#### EXERCISE DESCRIPTION:
Search the material for the word "screenshot" and copy each line that holds it.
══════════
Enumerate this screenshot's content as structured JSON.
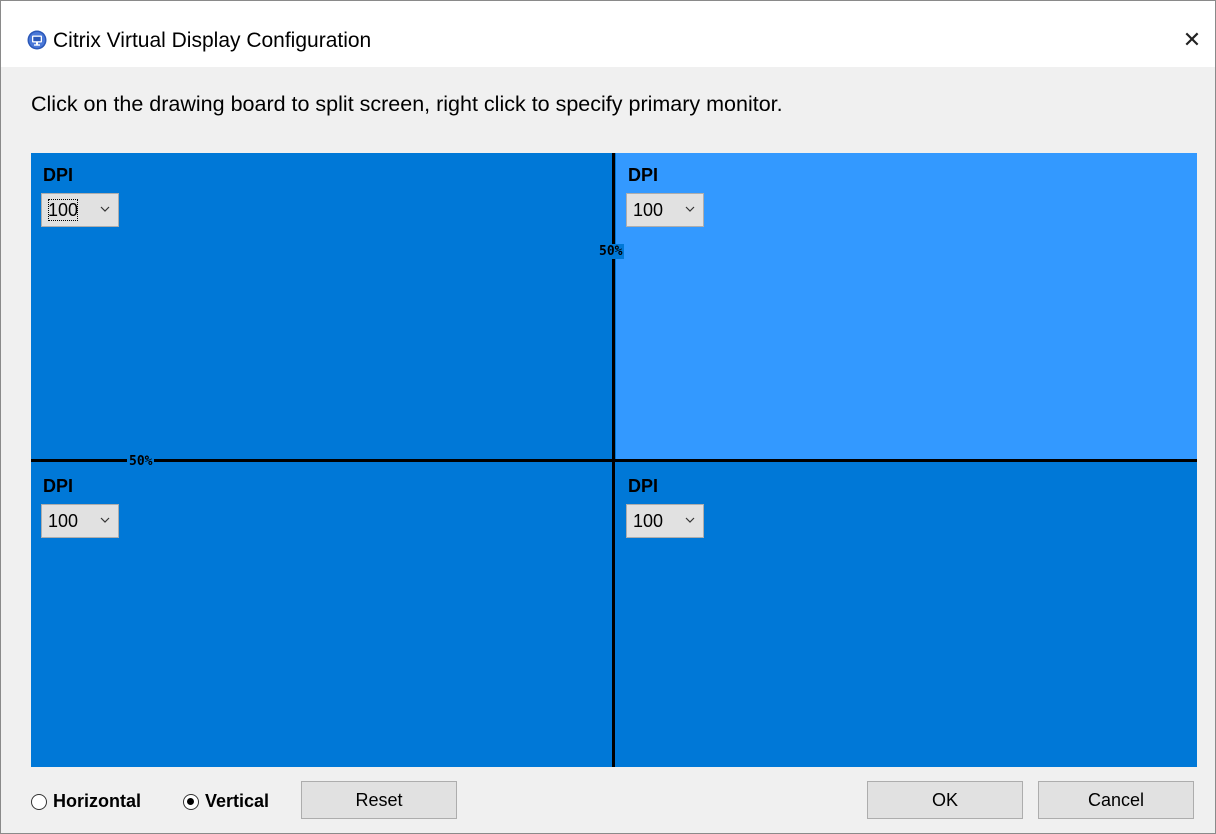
{
  "window": {
    "title": "Citrix Virtual Display Configuration",
    "close_glyph": "✕",
    "app_icon": "citrix-monitor-icon",
    "accent": "#0078d7",
    "highlight": "#3399ff"
  },
  "instruction": "Click on the drawing board to split screen, right click to specify primary monitor.",
  "board": {
    "vertical_split_label": "50%",
    "horizontal_split_label": "50%",
    "regions": [
      {
        "dpi_label": "DPI",
        "dpi_value": "100",
        "focused": true
      },
      {
        "dpi_label": "DPI",
        "dpi_value": "100"
      },
      {
        "dpi_label": "DPI",
        "dpi_value": "100"
      },
      {
        "dpi_label": "DPI",
        "dpi_value": "100"
      }
    ]
  },
  "footer": {
    "horizontal_label": "Horizontal",
    "vertical_label": "Vertical",
    "selected_orientation": "Vertical",
    "reset_label": "Reset",
    "ok_label": "OK",
    "cancel_label": "Cancel"
  }
}
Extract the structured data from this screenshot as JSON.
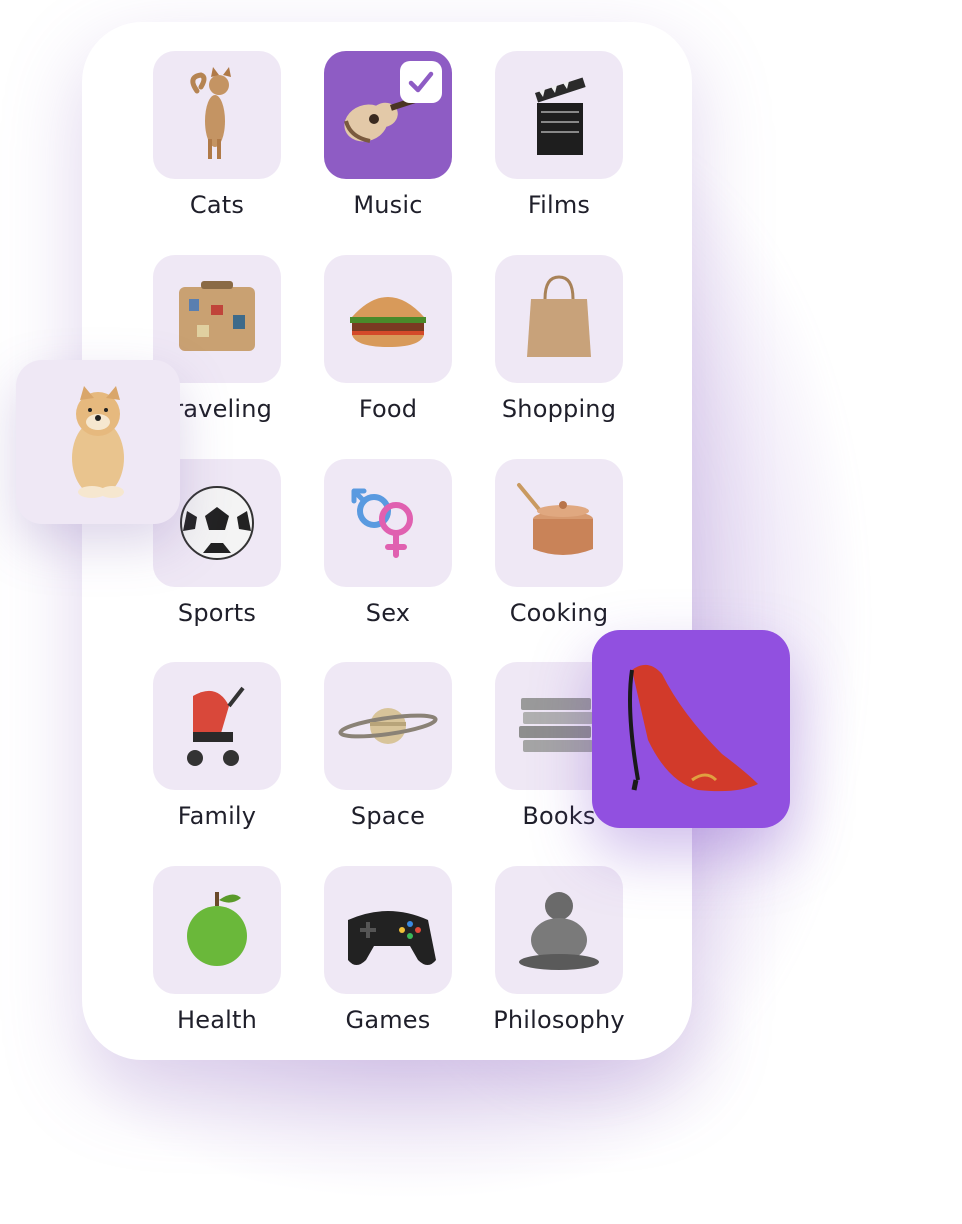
{
  "categories": [
    {
      "label": "Cats",
      "icon": "cat-icon",
      "selected": false
    },
    {
      "label": "Music",
      "icon": "guitar-icon",
      "selected": true
    },
    {
      "label": "Films",
      "icon": "clapperboard-icon",
      "selected": false
    },
    {
      "label": "Traveling",
      "icon": "suitcase-icon",
      "selected": false
    },
    {
      "label": "Food",
      "icon": "burger-icon",
      "selected": false
    },
    {
      "label": "Shopping",
      "icon": "shopping-bag-icon",
      "selected": false
    },
    {
      "label": "Sports",
      "icon": "soccer-ball-icon",
      "selected": false
    },
    {
      "label": "Sex",
      "icon": "gender-symbols-icon",
      "selected": false
    },
    {
      "label": "Cooking",
      "icon": "cooking-pot-icon",
      "selected": false
    },
    {
      "label": "Family",
      "icon": "stroller-icon",
      "selected": false
    },
    {
      "label": "Space",
      "icon": "saturn-icon",
      "selected": false
    },
    {
      "label": "Books",
      "icon": "books-icon",
      "selected": false
    },
    {
      "label": "Health",
      "icon": "apple-icon",
      "selected": false
    },
    {
      "label": "Games",
      "icon": "gamepad-icon",
      "selected": false
    },
    {
      "label": "Philosophy",
      "icon": "buddha-statue-icon",
      "selected": false
    }
  ],
  "floating": {
    "dog": {
      "icon": "doge-dog-icon"
    },
    "shoe": {
      "icon": "high-heel-shoe-icon"
    }
  },
  "colors": {
    "tile_bg": "#efe8f5",
    "selected_bg": "#8e5cc4",
    "accent_purple": "#9150e0",
    "check_color": "#8e5cc4"
  }
}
══════════
#### OUTPUT OF THE TASK:
Enumerate this screenshot's content as structured JSON.
Extract the structured data from this screenshot as JSON.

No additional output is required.